## OBJECTIVE
Your answer is a single number: how many lines hold the word "Western"?
===== SOURCE DATA
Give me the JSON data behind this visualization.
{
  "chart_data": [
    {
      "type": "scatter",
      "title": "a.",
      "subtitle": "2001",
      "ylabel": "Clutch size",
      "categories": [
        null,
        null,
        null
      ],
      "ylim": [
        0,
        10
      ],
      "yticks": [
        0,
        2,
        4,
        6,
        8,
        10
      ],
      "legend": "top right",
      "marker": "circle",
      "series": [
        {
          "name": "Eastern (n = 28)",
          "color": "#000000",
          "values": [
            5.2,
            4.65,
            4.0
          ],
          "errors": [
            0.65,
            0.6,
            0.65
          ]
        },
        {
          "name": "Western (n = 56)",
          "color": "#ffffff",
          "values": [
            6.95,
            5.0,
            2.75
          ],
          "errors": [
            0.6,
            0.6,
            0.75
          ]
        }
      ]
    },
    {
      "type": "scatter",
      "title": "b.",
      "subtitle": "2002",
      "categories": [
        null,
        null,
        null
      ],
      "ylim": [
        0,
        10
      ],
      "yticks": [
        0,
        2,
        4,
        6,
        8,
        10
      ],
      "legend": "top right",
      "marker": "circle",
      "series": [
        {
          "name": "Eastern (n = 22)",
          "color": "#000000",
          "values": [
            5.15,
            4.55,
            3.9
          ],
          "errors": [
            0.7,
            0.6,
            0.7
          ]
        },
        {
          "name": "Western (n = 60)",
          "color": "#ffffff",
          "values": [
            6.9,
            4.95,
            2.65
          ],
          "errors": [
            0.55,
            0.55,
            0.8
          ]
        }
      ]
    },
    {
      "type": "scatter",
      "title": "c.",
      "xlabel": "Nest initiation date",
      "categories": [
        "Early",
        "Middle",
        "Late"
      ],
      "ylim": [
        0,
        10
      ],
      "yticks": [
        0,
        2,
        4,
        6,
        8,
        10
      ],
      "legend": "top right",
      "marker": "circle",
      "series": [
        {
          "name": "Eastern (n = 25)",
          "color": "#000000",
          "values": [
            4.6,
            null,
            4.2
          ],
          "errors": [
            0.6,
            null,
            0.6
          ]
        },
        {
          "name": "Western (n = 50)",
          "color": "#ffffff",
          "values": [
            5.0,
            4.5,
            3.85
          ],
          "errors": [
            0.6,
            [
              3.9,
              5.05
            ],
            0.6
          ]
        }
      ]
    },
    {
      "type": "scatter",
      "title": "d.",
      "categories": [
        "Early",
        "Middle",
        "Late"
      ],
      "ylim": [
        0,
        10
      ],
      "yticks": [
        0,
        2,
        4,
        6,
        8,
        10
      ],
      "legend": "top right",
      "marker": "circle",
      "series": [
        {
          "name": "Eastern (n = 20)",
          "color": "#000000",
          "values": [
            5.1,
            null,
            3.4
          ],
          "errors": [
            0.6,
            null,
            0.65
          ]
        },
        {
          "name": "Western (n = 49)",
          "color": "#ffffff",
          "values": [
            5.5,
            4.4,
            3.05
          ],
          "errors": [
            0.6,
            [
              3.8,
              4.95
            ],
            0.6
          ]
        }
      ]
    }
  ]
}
==========
## EXERCISE RESULT
4